◆ Written problem ◆
Locate every line in the material below that has the word "values". Copy each of those lines.
***** Material for this task
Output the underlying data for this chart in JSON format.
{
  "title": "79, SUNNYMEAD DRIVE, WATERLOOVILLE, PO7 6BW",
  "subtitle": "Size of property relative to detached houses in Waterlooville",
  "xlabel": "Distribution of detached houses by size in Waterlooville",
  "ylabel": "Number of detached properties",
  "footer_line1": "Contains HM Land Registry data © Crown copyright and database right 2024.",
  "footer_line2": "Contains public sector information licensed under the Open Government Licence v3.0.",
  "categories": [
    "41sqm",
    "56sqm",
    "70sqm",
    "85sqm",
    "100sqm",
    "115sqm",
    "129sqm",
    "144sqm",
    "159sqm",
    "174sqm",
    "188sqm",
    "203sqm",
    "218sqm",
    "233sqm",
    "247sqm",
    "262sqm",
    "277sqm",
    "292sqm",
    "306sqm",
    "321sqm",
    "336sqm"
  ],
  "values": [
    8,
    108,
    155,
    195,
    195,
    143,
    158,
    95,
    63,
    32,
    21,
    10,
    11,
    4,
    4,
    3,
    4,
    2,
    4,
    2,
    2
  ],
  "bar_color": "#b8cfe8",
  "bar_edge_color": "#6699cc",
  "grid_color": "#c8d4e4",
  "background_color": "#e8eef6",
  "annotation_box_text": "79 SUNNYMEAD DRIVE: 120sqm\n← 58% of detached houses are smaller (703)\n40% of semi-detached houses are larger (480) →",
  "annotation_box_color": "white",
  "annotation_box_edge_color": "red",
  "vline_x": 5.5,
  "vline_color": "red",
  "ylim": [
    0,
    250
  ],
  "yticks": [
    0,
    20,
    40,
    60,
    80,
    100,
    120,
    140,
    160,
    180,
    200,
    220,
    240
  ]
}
**********
***** Material for this task
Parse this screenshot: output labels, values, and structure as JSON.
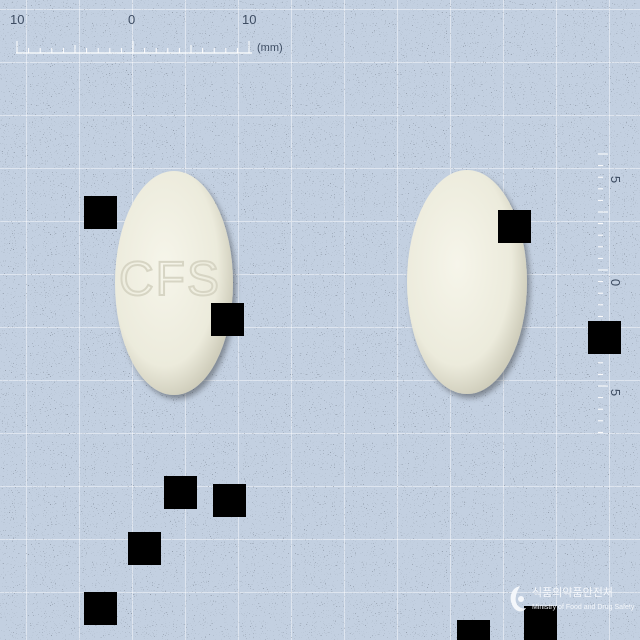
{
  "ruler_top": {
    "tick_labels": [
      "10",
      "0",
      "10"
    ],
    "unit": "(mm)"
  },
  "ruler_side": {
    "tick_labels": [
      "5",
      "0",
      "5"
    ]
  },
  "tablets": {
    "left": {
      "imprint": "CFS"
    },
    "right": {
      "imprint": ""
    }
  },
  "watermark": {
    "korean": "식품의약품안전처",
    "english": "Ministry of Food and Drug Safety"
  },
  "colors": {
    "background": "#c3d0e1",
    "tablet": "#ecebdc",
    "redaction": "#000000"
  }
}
**********
***** Material for this task
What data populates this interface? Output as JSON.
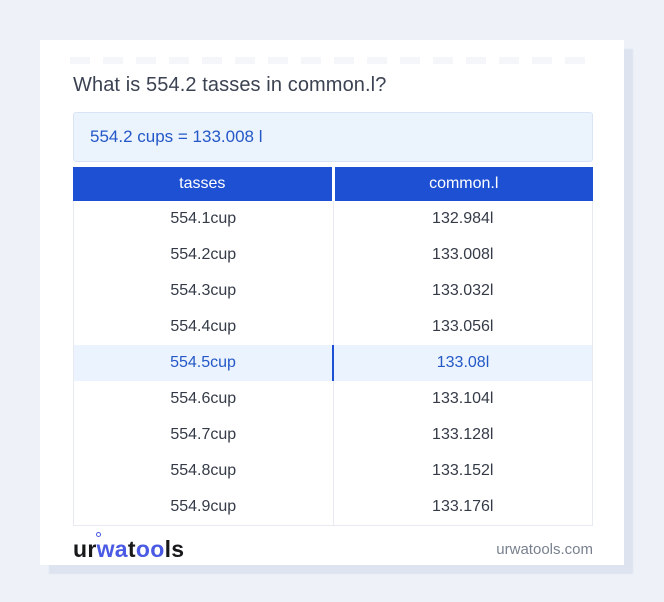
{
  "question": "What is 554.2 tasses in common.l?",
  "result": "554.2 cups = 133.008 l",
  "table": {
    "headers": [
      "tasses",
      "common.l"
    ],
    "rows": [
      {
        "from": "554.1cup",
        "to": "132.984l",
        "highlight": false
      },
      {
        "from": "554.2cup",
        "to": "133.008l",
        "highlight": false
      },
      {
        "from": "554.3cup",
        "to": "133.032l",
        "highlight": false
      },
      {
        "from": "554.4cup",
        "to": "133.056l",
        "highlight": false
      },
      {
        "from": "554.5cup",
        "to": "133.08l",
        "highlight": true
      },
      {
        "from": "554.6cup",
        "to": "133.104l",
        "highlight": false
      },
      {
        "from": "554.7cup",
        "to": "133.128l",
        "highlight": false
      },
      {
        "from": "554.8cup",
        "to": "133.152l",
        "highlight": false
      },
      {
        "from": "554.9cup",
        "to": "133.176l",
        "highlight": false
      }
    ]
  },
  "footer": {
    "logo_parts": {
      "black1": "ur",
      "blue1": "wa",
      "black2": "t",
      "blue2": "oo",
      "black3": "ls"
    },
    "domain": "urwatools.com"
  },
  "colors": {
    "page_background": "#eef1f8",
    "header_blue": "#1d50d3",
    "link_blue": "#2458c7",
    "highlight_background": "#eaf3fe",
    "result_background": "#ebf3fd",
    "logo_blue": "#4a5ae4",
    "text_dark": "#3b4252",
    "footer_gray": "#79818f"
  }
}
**********
◆ Answer to the problem ◆
  "values": [
Parse this screenshot: output labels, values, and structure as JSON.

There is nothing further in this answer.